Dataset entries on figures
-.-.-
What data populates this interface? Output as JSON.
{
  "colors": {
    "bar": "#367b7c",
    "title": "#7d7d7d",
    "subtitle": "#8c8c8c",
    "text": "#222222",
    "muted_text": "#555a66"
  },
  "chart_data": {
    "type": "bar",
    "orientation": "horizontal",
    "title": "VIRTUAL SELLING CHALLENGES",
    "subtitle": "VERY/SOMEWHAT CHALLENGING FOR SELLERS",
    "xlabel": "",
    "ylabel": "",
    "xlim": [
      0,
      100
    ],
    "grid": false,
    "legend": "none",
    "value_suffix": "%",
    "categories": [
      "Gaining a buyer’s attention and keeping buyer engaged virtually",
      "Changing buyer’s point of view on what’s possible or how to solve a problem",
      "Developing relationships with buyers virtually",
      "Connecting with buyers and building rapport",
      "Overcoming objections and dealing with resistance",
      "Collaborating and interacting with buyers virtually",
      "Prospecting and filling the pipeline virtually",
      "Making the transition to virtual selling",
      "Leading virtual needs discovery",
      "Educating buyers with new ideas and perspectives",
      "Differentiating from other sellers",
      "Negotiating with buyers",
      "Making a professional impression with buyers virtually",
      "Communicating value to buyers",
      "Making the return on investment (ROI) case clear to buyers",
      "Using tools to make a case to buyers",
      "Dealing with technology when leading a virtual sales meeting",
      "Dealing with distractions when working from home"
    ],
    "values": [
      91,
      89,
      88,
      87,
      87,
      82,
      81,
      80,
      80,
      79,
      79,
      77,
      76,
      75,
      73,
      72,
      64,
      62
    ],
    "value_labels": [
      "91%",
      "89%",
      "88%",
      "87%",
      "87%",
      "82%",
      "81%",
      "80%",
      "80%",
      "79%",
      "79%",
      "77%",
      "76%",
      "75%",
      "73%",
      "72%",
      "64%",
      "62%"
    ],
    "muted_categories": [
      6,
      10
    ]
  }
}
-.-.-
WHAT THE TASK ASKS: Emit the records above again, exactly, with no line skipped.

FINISHED TASK:
What data populates this interface? Output as JSON.
{
  "colors": {
    "bar": "#367b7c",
    "title": "#7d7d7d",
    "subtitle": "#8c8c8c",
    "text": "#222222",
    "muted_text": "#555a66"
  },
  "chart_data": {
    "type": "bar",
    "orientation": "horizontal",
    "title": "VIRTUAL SELLING CHALLENGES",
    "subtitle": "VERY/SOMEWHAT CHALLENGING FOR SELLERS",
    "xlabel": "",
    "ylabel": "",
    "xlim": [
      0,
      100
    ],
    "grid": false,
    "legend": "none",
    "value_suffix": "%",
    "categories": [
      "Gaining a buyer’s attention and keeping buyer engaged virtually",
      "Changing buyer’s point of view on what’s possible or how to solve a problem",
      "Developing relationships with buyers virtually",
      "Connecting with buyers and building rapport",
      "Overcoming objections and dealing with resistance",
      "Collaborating and interacting with buyers virtually",
      "Prospecting and filling the pipeline virtually",
      "Making the transition to virtual selling",
      "Leading virtual needs discovery",
      "Educating buyers with new ideas and perspectives",
      "Differentiating from other sellers",
      "Negotiating with buyers",
      "Making a professional impression with buyers virtually",
      "Communicating value to buyers",
      "Making the return on investment (ROI) case clear to buyers",
      "Using tools to make a case to buyers",
      "Dealing with technology when leading a virtual sales meeting",
      "Dealing with distractions when working from home"
    ],
    "values": [
      91,
      89,
      88,
      87,
      87,
      82,
      81,
      80,
      80,
      79,
      79,
      77,
      76,
      75,
      73,
      72,
      64,
      62
    ],
    "value_labels": [
      "91%",
      "89%",
      "88%",
      "87%",
      "87%",
      "82%",
      "81%",
      "80%",
      "80%",
      "79%",
      "79%",
      "77%",
      "76%",
      "75%",
      "73%",
      "72%",
      "64%",
      "62%"
    ],
    "muted_categories": [
      6,
      10
    ]
  }
}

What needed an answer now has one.